Go through the records and copy each line where the word "title" occurs.

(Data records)
-- Start --

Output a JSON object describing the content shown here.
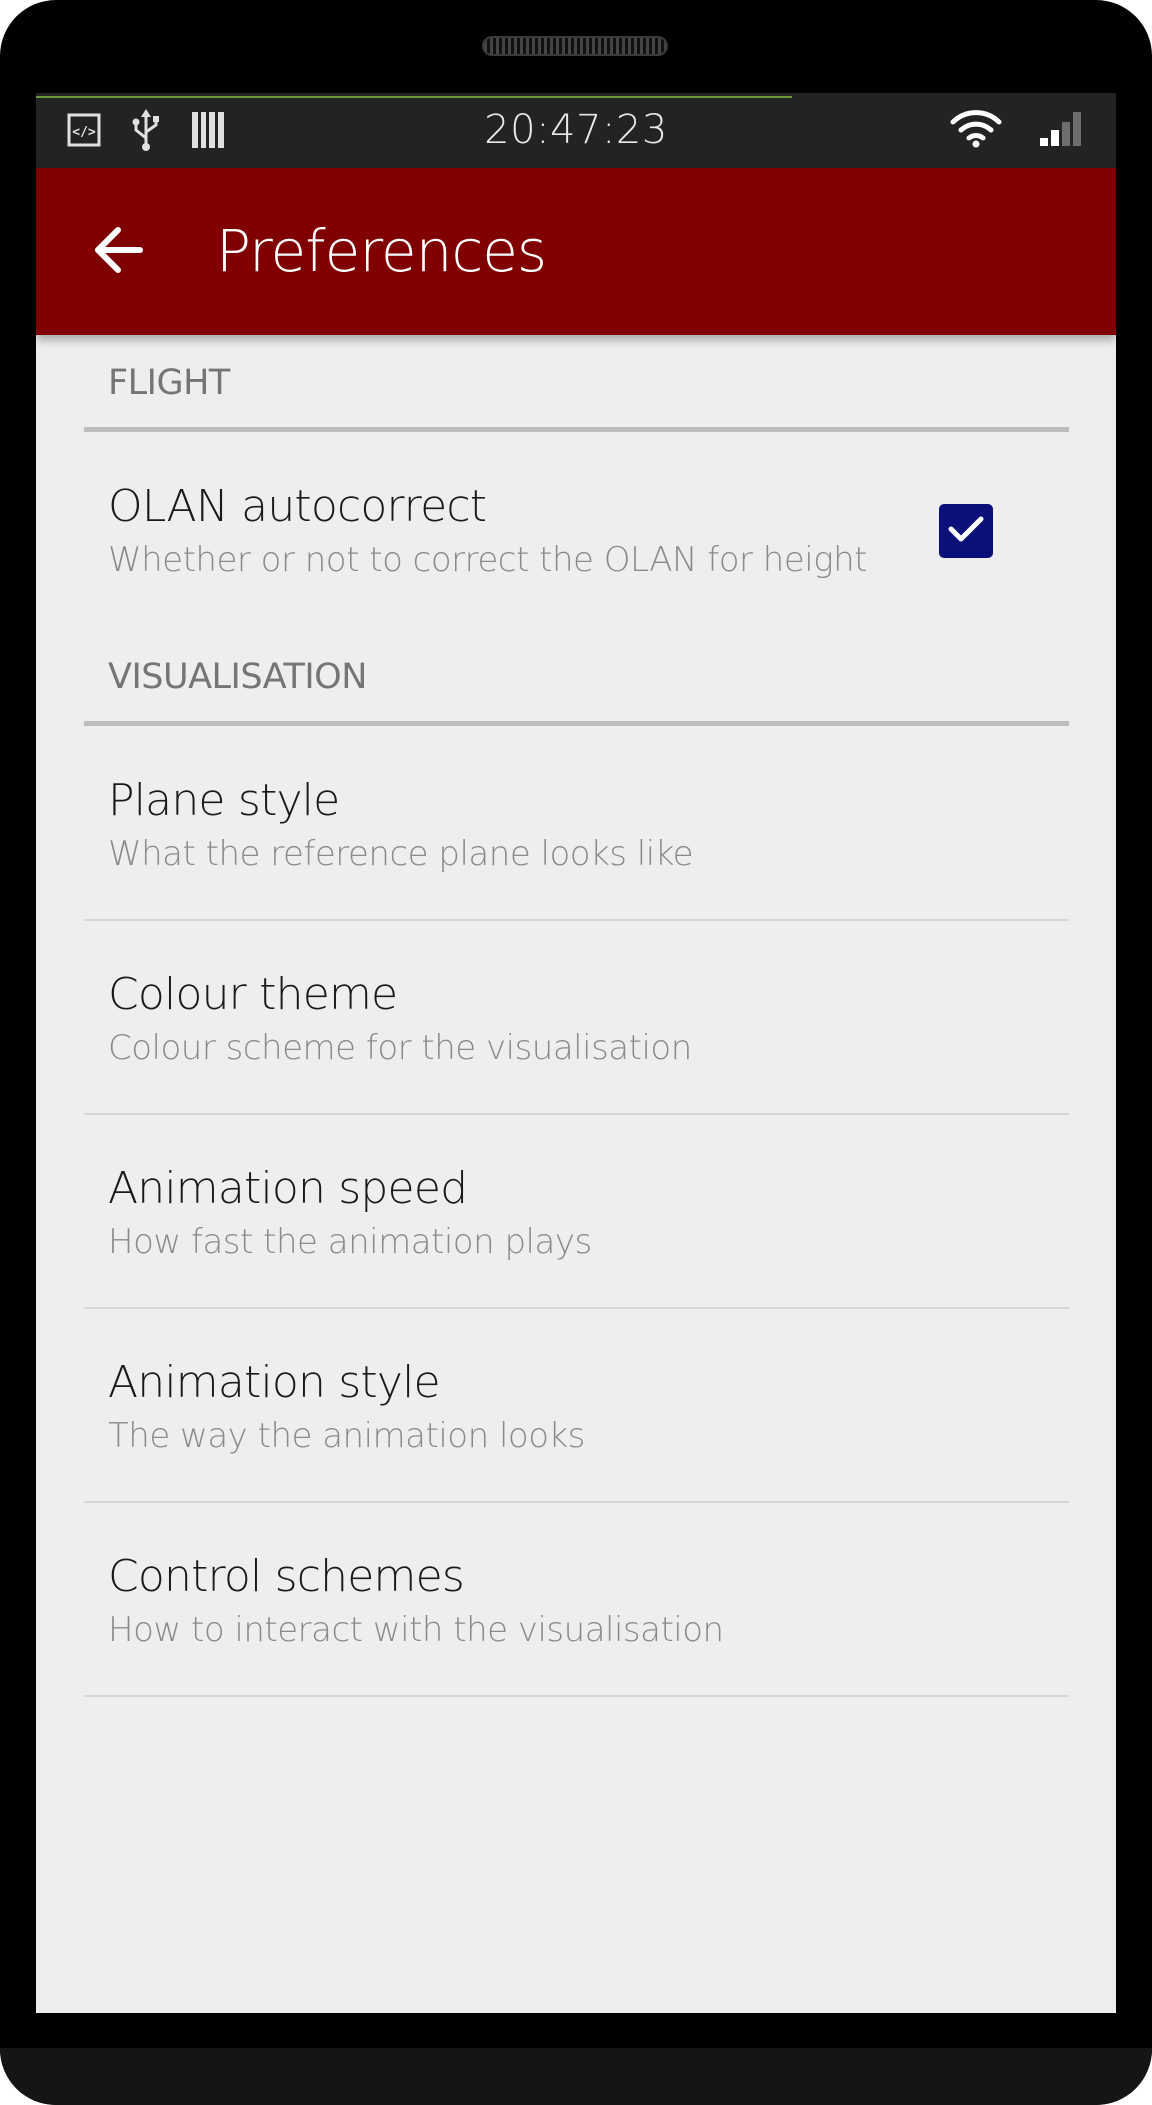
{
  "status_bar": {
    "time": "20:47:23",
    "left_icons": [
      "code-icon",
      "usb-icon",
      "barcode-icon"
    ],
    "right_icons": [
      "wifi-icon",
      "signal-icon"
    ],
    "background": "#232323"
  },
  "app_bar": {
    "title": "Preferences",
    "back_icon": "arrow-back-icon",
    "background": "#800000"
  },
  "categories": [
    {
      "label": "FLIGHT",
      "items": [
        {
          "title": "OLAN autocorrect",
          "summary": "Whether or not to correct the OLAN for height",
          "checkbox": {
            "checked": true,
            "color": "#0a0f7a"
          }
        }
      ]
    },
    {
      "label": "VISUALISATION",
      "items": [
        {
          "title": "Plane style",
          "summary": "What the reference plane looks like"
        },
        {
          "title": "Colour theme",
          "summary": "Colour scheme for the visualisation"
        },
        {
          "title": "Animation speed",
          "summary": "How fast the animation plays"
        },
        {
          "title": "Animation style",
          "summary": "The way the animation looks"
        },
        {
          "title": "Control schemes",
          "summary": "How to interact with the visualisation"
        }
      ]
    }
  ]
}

-- End --
-- Start --

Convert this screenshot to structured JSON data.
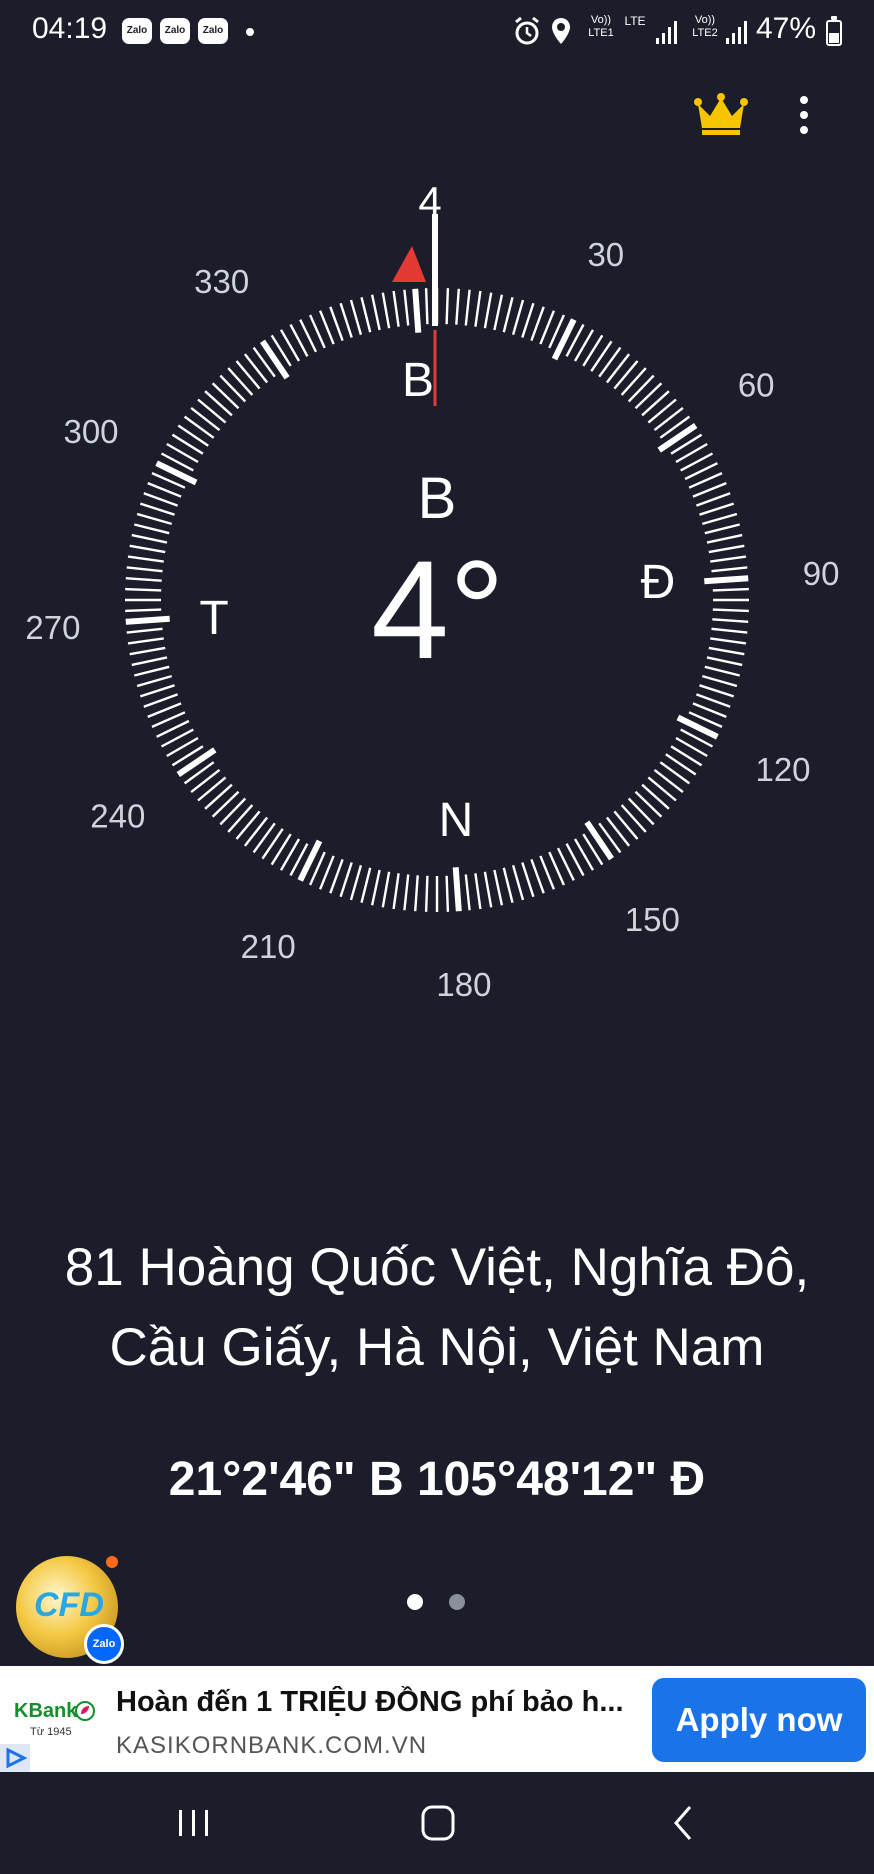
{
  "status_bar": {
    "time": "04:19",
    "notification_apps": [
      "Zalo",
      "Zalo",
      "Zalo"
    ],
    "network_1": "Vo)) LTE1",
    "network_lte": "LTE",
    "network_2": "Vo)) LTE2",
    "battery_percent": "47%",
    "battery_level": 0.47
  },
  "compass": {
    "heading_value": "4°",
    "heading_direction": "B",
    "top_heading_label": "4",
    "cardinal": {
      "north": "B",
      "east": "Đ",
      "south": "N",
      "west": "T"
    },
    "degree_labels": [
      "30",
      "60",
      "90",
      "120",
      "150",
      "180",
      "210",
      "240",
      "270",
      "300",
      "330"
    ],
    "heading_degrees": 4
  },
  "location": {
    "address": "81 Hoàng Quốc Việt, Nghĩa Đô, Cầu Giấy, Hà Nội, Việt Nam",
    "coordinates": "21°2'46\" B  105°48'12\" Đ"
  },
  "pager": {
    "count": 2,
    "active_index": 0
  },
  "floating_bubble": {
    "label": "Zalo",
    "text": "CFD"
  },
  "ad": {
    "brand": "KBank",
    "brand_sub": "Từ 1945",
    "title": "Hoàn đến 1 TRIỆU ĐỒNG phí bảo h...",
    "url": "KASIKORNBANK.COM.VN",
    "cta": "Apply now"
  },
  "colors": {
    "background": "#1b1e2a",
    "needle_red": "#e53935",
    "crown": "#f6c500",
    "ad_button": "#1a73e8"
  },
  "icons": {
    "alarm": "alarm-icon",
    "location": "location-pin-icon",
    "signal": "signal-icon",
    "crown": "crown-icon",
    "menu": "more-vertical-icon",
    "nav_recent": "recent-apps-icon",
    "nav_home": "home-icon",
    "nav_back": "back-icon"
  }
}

-- End --

§ Response for this exercise:
    "title": "Preferences",
          "title": "OLAN autocorrect",
          "title": "Plane style",
          "title": "Colour theme",
          "title": "Animation speed",
          "title": "Animation style",
          "title": "Control schemes",
    "title": "Hoàn đến 1 TRIỆU ĐỒNG phí bảo h...",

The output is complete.